• [Data listing]
□ □ □ □ □ □ □

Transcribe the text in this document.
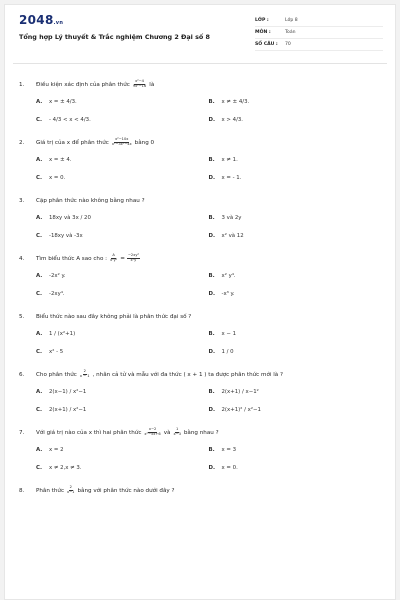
2048.vn
Tổng hợp Lý thuyết & Trắc nghiệm Chương 2 Đại số 8
LỚP :	Lớp 8
MÔN :	Toán
SỐ CÂU :	70
1.	Điều kiện xác định của phân thức $\frac{\text{x²−4}}{\text{9x²−16}}$ là
A.	x = ± 4/3.	B.	x ≠ ± 4/3.
C.	- 4/3 < x < 4/3.	D.	x > 4/3.
2.	Giá trị của x để phân thức $\frac{\text{x²−10x}}{\text{x²−3x²−4x}}$ bằng 0
A.	x = ± 4.	B.	x ≠ 1.
C.	x = 0.	D.	x = - 1.
3.	Cặp phân thức nào không bằng nhau ?
A.	18xy và 3x / 20	B.	3 và 2y
C.	-18xy và -3x	D.	x² và 12
4.	Tìm biểu thức A sao cho : $\frac{A}{\text{x²y²}} = \frac{\text{−2xy²}}{\text{x³y}}$
A.	-2x² y.	B.	x² y⁴.
C.	-2xy⁴.	D.	-x³ y.
5.	Biểu thức nào sau đây không phải là phân thức đại số ?
A.	1 / (x²+1)	B.	x − 1
C.	x² - 5	D.	1 / 0
6.	Cho phân thức $\frac{2}{x - 1}$ , nhân cả tử và mẫu với đa thức ( x + 1 ) ta được phân thức mới là ?
A.	2(x−1) / x²−1	B.	2(x+1) / x−1²
C.	2(x+1) / x²−1	D.	2(x+1)² / x²−1
7.	Với giá trị nào của x thì hai phân thức $\frac{x-2}{\text{x²−5x+6}}$ và $\frac{1}{x-3}$ bằng nhau ?
A.	x = 2	B.	x = 3
C.	x ≠ 2,x ≠ 3.	D.	x = 0.
8.	Phân thức $\frac{2}{x-1}$ bằng với phân thức nào dưới đây ?
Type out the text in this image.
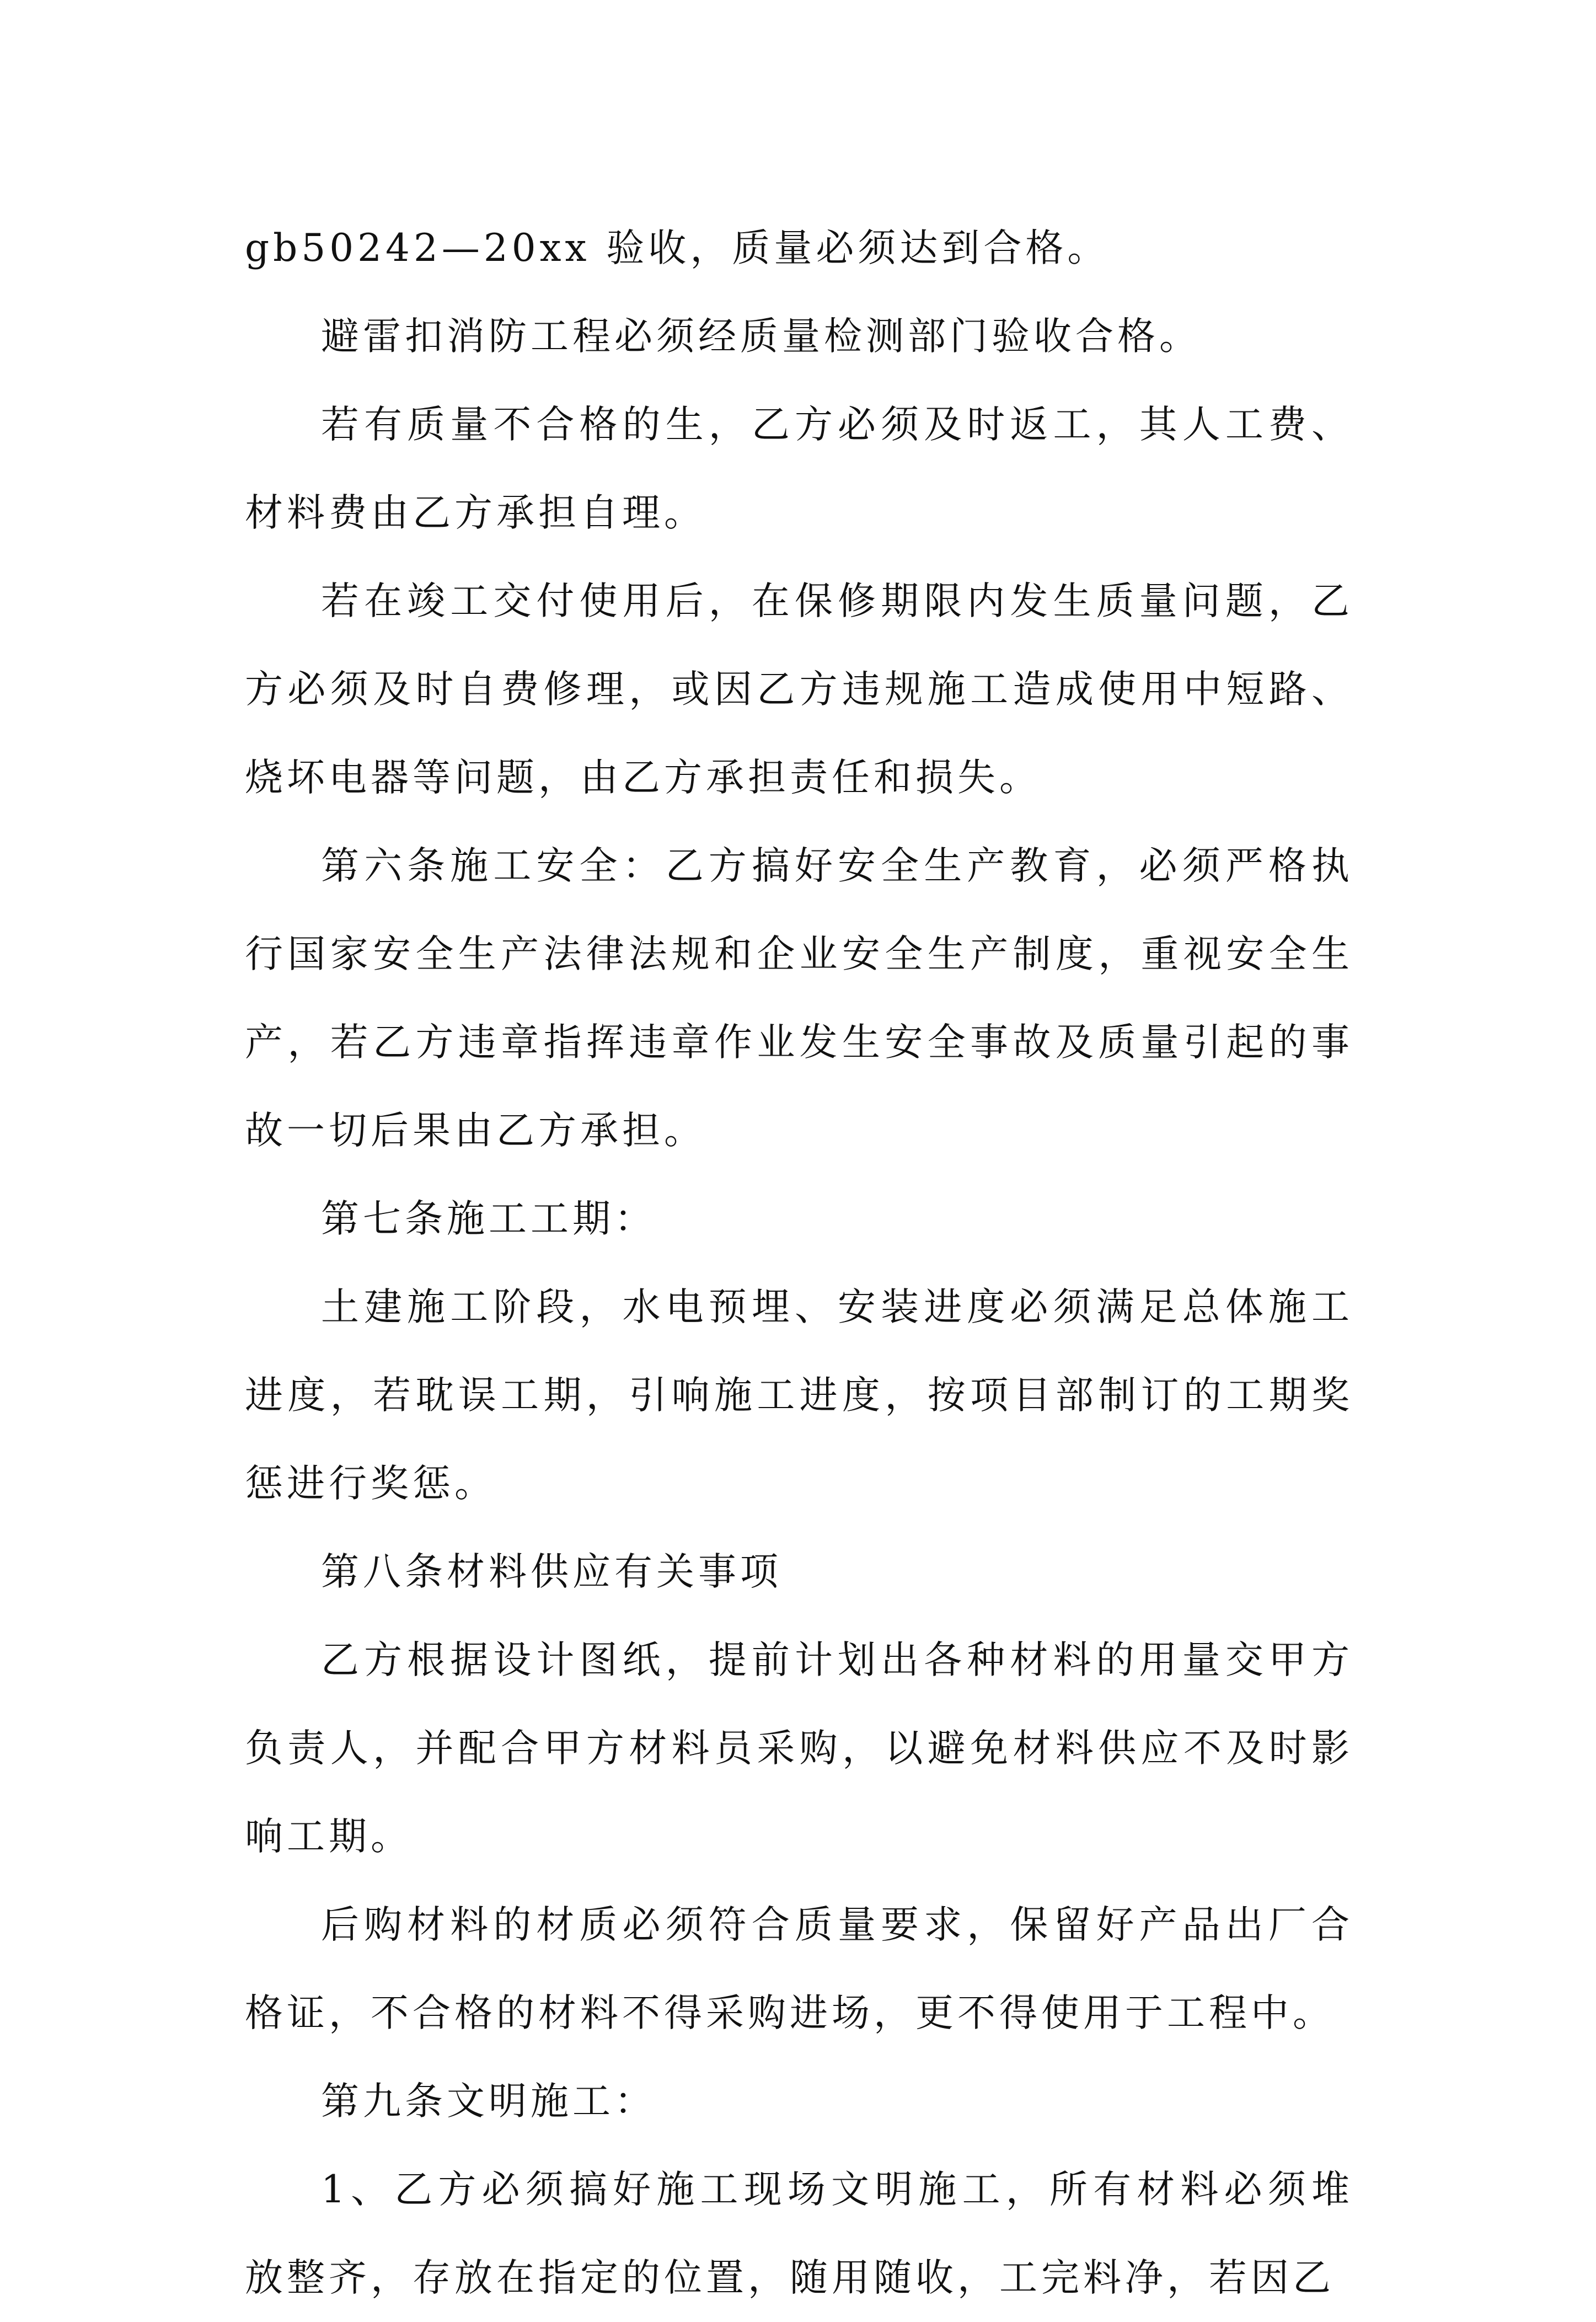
gb50242—20xx 验收，质量必须达到合格。

避雷扣消防工程必须经质量检测部门验收合格。

若有质量不合格的生，乙方必须及时返工，其人工费、材料费由乙方承担自理。

若在竣工交付使用后，在保修期限内发生质量问题，乙方必须及时自费修理，或因乙方违规施工造成使用中短路、烧坏电器等问题，由乙方承担责任和损失。

第六条施工安全：乙方搞好安全生产教育，必须严格执行国家安全生产法律法规和企业安全生产制度，重视安全生产，若乙方违章指挥违章作业发生安全事故及质量引起的事故一切后果由乙方承担。

第七条施工工期：

土建施工阶段，水电预埋、安装进度必须满足总体施工进度，若耽误工期，引响施工进度，按项目部制订的工期奖惩进行奖惩。

第八条材料供应有关事项

乙方根据设计图纸，提前计划出各种材料的用量交甲方负责人，并配合甲方材料员采购，以避免材料供应不及时影响工期。

后购材料的材质必须符合质量要求，保留好产品出厂合格证，不合格的材料不得采购进场，更不得使用于工程中。

第九条文明施工：

1、乙方必须搞好施工现场文明施工，所有材料必须堆放整齐，存放在指定的位置，随用随收，工完料净，若因乙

□ □ □ □ □ □ □

• [Exercise goal]
The lines to copy run from the line containing "Type out the text in this image." through the end of the data above; copy exactly those, minus the pictures.

• [Result for this exercise]
Type out the text in this image.
gb50242—20xx 验收，质量必须达到合格。

避雷扣消防工程必须经质量检测部门验收合格。

若有质量不合格的生，乙方必须及时返工，其人工费、材料费由乙方承担自理。

若在竣工交付使用后，在保修期限内发生质量问题，乙方必须及时自费修理，或因乙方违规施工造成使用中短路、烧坏电器等问题，由乙方承担责任和损失。

第六条施工安全：乙方搞好安全生产教育，必须严格执行国家安全生产法律法规和企业安全生产制度，重视安全生产，若乙方违章指挥违章作业发生安全事故及质量引起的事故一切后果由乙方承担。

第七条施工工期：

土建施工阶段，水电预埋、安装进度必须满足总体施工进度，若耽误工期，引响施工进度，按项目部制订的工期奖惩进行奖惩。

第八条材料供应有关事项

乙方根据设计图纸，提前计划出各种材料的用量交甲方负责人，并配合甲方材料员采购，以避免材料供应不及时影响工期。

后购材料的材质必须符合质量要求，保留好产品出厂合格证，不合格的材料不得采购进场，更不得使用于工程中。

第九条文明施工：

1、乙方必须搞好施工现场文明施工，所有材料必须堆放整齐，存放在指定的位置，随用随收，工完料净，若因乙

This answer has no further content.